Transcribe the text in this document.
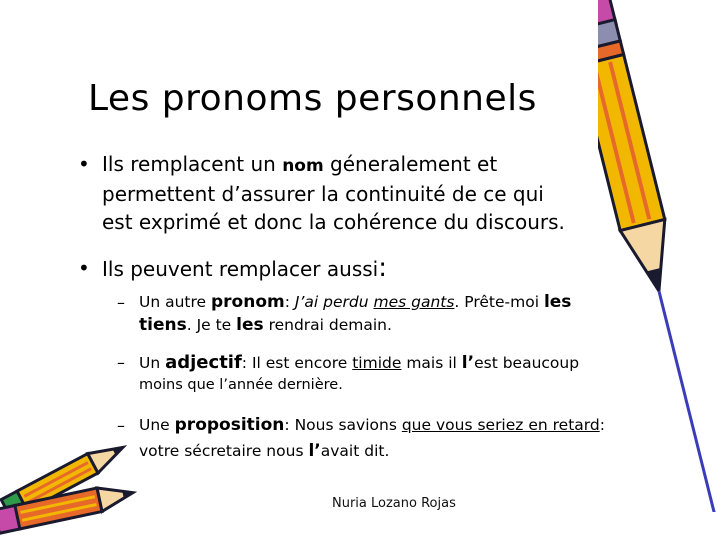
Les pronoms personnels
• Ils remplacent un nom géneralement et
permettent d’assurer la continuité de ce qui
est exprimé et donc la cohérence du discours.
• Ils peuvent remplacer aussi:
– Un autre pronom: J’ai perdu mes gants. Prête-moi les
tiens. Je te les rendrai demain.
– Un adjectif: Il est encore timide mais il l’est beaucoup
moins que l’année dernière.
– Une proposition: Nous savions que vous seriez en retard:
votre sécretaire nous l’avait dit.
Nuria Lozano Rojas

○ ○ ○ ○

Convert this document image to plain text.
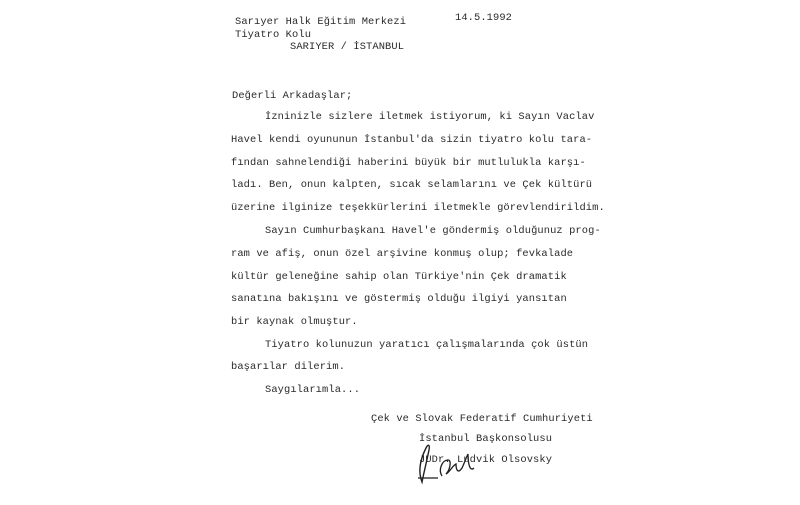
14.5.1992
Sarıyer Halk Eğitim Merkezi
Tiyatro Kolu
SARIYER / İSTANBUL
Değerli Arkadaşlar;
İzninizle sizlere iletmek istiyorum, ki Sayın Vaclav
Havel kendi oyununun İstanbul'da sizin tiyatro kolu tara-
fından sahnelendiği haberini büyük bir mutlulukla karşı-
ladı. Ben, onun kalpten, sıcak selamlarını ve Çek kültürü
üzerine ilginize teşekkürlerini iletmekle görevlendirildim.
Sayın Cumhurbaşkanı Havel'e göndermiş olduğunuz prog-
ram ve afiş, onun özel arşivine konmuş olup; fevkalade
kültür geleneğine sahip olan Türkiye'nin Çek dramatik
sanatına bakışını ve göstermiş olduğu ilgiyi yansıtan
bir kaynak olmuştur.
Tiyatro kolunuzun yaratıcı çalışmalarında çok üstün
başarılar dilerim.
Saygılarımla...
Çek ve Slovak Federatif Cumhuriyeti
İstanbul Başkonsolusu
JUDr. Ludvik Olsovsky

○ ○ ○ ○

* _Problem to solve_
Return all lines with the word "onun" in them.

* _Task answer_
ladı. Ben, onun kalpten, sıcak selamlarını ve Çek kültürü
ram ve afiş, onun özel arşivine konmuş olup; fevkalade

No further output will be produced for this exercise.